Stated goal >> Omit the pictures and retype only the lines from the one containing "Transcribe this image's" through the end of the listing, both ends included.

· · · · ·

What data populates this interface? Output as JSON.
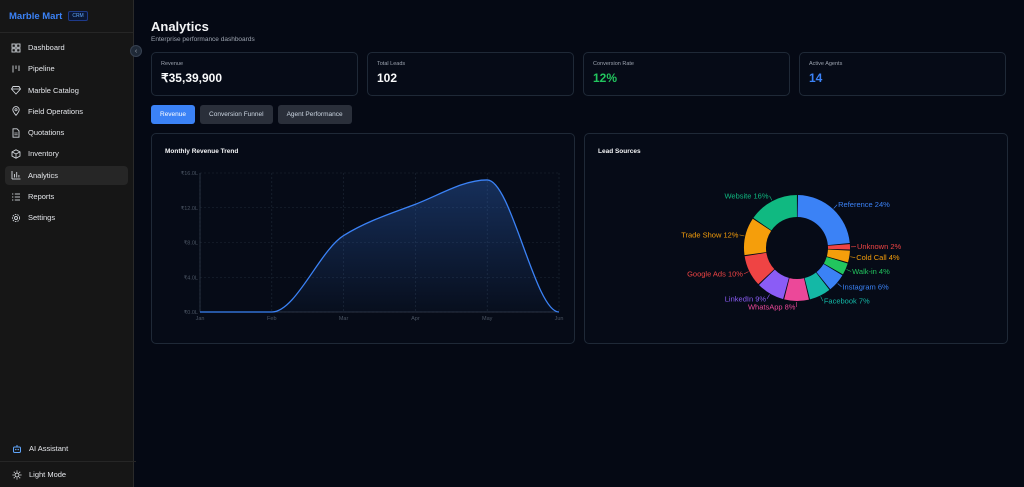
{
  "brand": {
    "name": "Marble Mart",
    "badge": "CRM"
  },
  "sidebar": {
    "items": [
      {
        "label": "Dashboard",
        "icon": "dashboard-icon",
        "active": false
      },
      {
        "label": "Pipeline",
        "icon": "pipeline-icon",
        "active": false
      },
      {
        "label": "Marble Catalog",
        "icon": "gem-icon",
        "active": false
      },
      {
        "label": "Field Operations",
        "icon": "map-pin-icon",
        "active": false
      },
      {
        "label": "Quotations",
        "icon": "document-icon",
        "active": false
      },
      {
        "label": "Inventory",
        "icon": "box-icon",
        "active": false
      },
      {
        "label": "Analytics",
        "icon": "bar-chart-icon",
        "active": true
      },
      {
        "label": "Reports",
        "icon": "list-icon",
        "active": false
      },
      {
        "label": "Settings",
        "icon": "gear-icon",
        "active": false
      }
    ],
    "ai_assistant": "AI Assistant",
    "theme_toggle": "Light Mode"
  },
  "header": {
    "title": "Analytics",
    "subtitle": "Enterprise performance dashboards"
  },
  "stats": [
    {
      "label": "Revenue",
      "value": "₹35,39,900",
      "color": "#f9fafb"
    },
    {
      "label": "Total Leads",
      "value": "102",
      "color": "#f9fafb"
    },
    {
      "label": "Conversion Rate",
      "value": "12%",
      "color": "#22c55e"
    },
    {
      "label": "Active Agents",
      "value": "14",
      "color": "#3b82f6"
    }
  ],
  "tabs": [
    {
      "label": "Revenue",
      "active": true
    },
    {
      "label": "Conversion Funnel",
      "active": false
    },
    {
      "label": "Agent Performance",
      "active": false
    }
  ],
  "revenue_panel": {
    "title": "Monthly Revenue Trend"
  },
  "sources_panel": {
    "title": "Lead Sources"
  },
  "chart_data": [
    {
      "type": "area",
      "title": "Monthly Revenue Trend",
      "x": [
        "Jan",
        "Feb",
        "Mar",
        "Apr",
        "May",
        "Jun"
      ],
      "y": [
        0,
        0,
        8.8,
        12.4,
        15.2,
        0
      ],
      "y_unit": "L",
      "y_ticks": [
        "₹0.0L",
        "₹4.0L",
        "₹8.0L",
        "₹12.0L",
        "₹16.0L"
      ],
      "ylim": [
        0,
        16
      ],
      "grid": true,
      "color": "#3b82f6"
    },
    {
      "type": "pie",
      "title": "Lead Sources",
      "donut": true,
      "slices": [
        {
          "label": "Reference",
          "value": 24,
          "text": "Reference 24%",
          "color": "#3b82f6"
        },
        {
          "label": "Unknown",
          "value": 2,
          "text": "Unknown 2%",
          "color": "#ef4444"
        },
        {
          "label": "Cold Call",
          "value": 4,
          "text": "Cold Call 4%",
          "color": "#f59e0b"
        },
        {
          "label": "Walk-in",
          "value": 4,
          "text": "Walk-in 4%",
          "color": "#22c55e"
        },
        {
          "label": "Instagram",
          "value": 6,
          "text": "Instagram 6%",
          "color": "#3b82f6"
        },
        {
          "label": "Facebook",
          "value": 7,
          "text": "Facebook 7%",
          "color": "#14b8a6"
        },
        {
          "label": "WhatsApp",
          "value": 8,
          "text": "WhatsApp 8%",
          "color": "#ec4899"
        },
        {
          "label": "LinkedIn",
          "value": 9,
          "text": "LinkedIn 9%",
          "color": "#8b5cf6"
        },
        {
          "label": "Google Ads",
          "value": 10,
          "text": "Google Ads 10%",
          "color": "#ef4444"
        },
        {
          "label": "Trade Show",
          "value": 12,
          "text": "Trade Show 12%",
          "color": "#f59e0b"
        },
        {
          "label": "Website",
          "value": 16,
          "text": "Website 16%",
          "color": "#10b981"
        }
      ]
    }
  ]
}
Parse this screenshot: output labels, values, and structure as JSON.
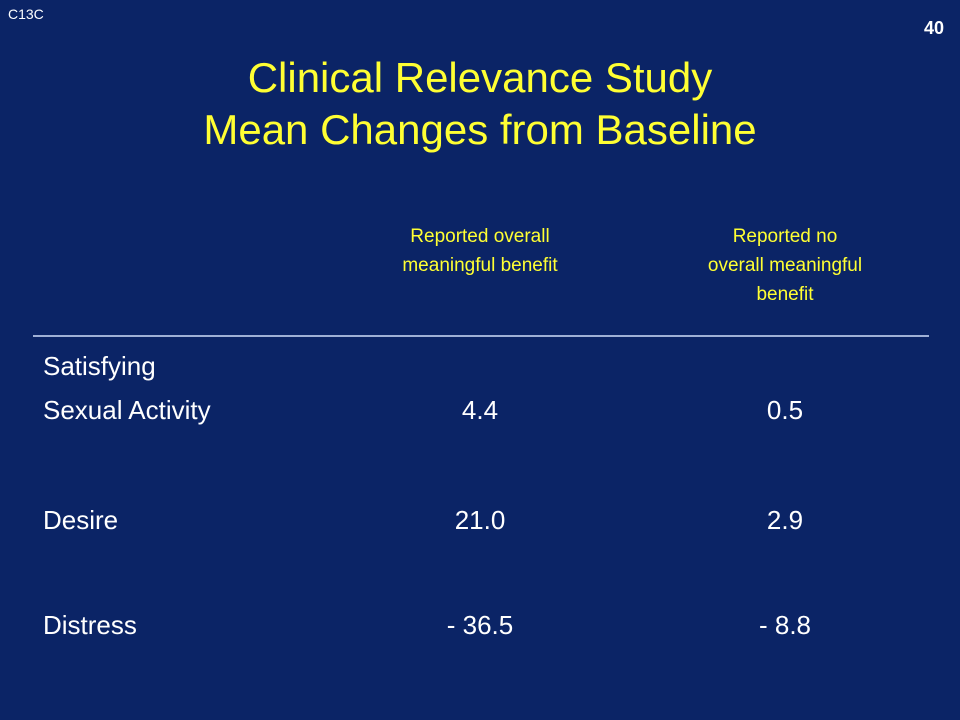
{
  "slide": {
    "code": "C13C",
    "number": "40",
    "title_line1": "Clinical Relevance Study",
    "title_line2": "Mean Changes from Baseline"
  },
  "table": {
    "headers": [
      {
        "lines": [
          "Reported overall",
          "meaningful benefit"
        ]
      },
      {
        "lines": [
          "Reported no",
          "overall meaningful",
          "benefit"
        ]
      }
    ],
    "rows": [
      {
        "label_lines": [
          "Satisfying",
          "Sexual Activity"
        ],
        "values": [
          "4.4",
          "0.5"
        ]
      },
      {
        "label_lines": [
          "Desire"
        ],
        "values": [
          "21.0",
          "2.9"
        ]
      },
      {
        "label_lines": [
          "Distress"
        ],
        "values": [
          "- 36.5",
          "- 8.8"
        ]
      }
    ]
  },
  "colors": {
    "background": "#0b2466",
    "title": "#ffff33",
    "header_text": "#ffff33",
    "body_text": "#ffffff",
    "divider": "#9fb0d6"
  }
}
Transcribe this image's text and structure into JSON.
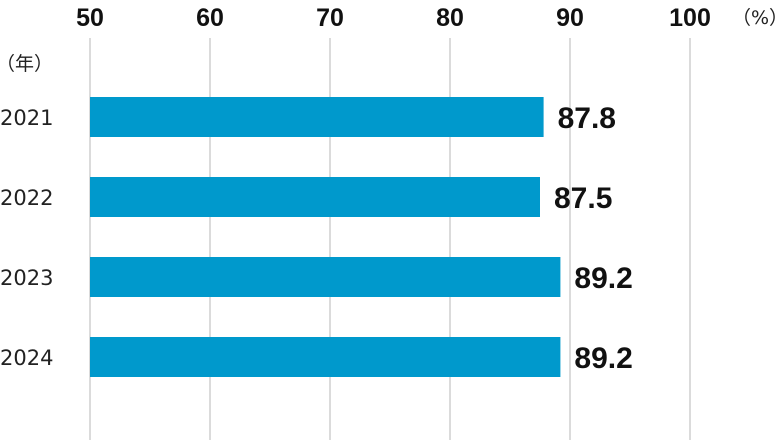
{
  "chart_data": {
    "type": "bar",
    "orientation": "horizontal",
    "categories": [
      "2021",
      "2022",
      "2023",
      "2024"
    ],
    "values": [
      87.8,
      87.5,
      89.2,
      89.2
    ],
    "value_labels": [
      "87.8",
      "87.5",
      "89.2",
      "89.2"
    ],
    "x_ticks": [
      "50",
      "60",
      "70",
      "80",
      "90",
      "100"
    ],
    "x_tick_values": [
      50,
      60,
      70,
      80,
      90,
      100
    ],
    "x_unit": "（%）",
    "y_unit": "（年）",
    "xlim": [
      50,
      100
    ],
    "grid": true,
    "axis_position": "top",
    "bar_color": "#0099cc"
  }
}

· · · · ·

Finished answer >>
Transcribe this image's text and structure into JSON.
{
  "chart_data": {
    "type": "bar",
    "orientation": "horizontal",
    "categories": [
      "2021",
      "2022",
      "2023",
      "2024"
    ],
    "values": [
      87.8,
      87.5,
      89.2,
      89.2
    ],
    "value_labels": [
      "87.8",
      "87.5",
      "89.2",
      "89.2"
    ],
    "x_ticks": [
      "50",
      "60",
      "70",
      "80",
      "90",
      "100"
    ],
    "x_tick_values": [
      50,
      60,
      70,
      80,
      90,
      100
    ],
    "x_unit": "（%）",
    "y_unit": "（年）",
    "xlim": [
      50,
      100
    ],
    "grid": true,
    "axis_position": "top",
    "bar_color": "#0099cc"
  }
}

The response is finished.